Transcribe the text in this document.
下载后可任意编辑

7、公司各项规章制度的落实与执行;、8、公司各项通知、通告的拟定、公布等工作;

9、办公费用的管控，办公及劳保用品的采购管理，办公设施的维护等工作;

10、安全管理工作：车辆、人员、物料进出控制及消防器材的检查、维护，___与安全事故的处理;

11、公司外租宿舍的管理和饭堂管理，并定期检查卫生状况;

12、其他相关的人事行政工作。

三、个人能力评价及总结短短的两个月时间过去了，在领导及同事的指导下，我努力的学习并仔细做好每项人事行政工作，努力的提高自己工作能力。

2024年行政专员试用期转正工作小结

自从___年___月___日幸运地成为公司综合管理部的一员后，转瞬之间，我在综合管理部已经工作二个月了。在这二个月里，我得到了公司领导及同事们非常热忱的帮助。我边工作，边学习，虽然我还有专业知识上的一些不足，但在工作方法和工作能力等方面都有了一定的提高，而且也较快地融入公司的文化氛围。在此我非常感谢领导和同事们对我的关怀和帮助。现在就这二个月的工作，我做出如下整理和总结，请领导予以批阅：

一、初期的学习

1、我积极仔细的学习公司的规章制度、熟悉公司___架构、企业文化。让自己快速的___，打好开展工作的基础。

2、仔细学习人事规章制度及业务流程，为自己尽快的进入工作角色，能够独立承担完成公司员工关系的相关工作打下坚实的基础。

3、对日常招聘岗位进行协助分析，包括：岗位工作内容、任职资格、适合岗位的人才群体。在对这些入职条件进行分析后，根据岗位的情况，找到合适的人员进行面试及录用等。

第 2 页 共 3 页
-------------------------
Repeat every line of the material exactly as given.

- _Full output_:
Transcribe the text in this document.
下载后可任意编辑

7、公司各项规章制度的落实与执行;、8、公司各项通知、通告的拟定、公布等工作;

9、办公费用的管控，办公及劳保用品的采购管理，办公设施的维护等工作;

10、安全管理工作：车辆、人员、物料进出控制及消防器材的检查、维护，___与安全事故的处理;

11、公司外租宿舍的管理和饭堂管理，并定期检查卫生状况;

12、其他相关的人事行政工作。

三、个人能力评价及总结短短的两个月时间过去了，在领导及同事的指导下，我努力的学习并仔细做好每项人事行政工作，努力的提高自己工作能力。

2024年行政专员试用期转正工作小结

自从___年___月___日幸运地成为公司综合管理部的一员后，转瞬之间，我在综合管理部已经工作二个月了。在这二个月里，我得到了公司领导及同事们非常热忱的帮助。我边工作，边学习，虽然我还有专业知识上的一些不足，但在工作方法和工作能力等方面都有了一定的提高，而且也较快地融入公司的文化氛围。在此我非常感谢领导和同事们对我的关怀和帮助。现在就这二个月的工作，我做出如下整理和总结，请领导予以批阅：

一、初期的学习

1、我积极仔细的学习公司的规章制度、熟悉公司___架构、企业文化。让自己快速的___，打好开展工作的基础。

2、仔细学习人事规章制度及业务流程，为自己尽快的进入工作角色，能够独立承担完成公司员工关系的相关工作打下坚实的基础。

3、对日常招聘岗位进行协助分析，包括：岗位工作内容、任职资格、适合岗位的人才群体。在对这些入职条件进行分析后，根据岗位的情况，找到合适的人员进行面试及录用等。

第 2 页 共 3 页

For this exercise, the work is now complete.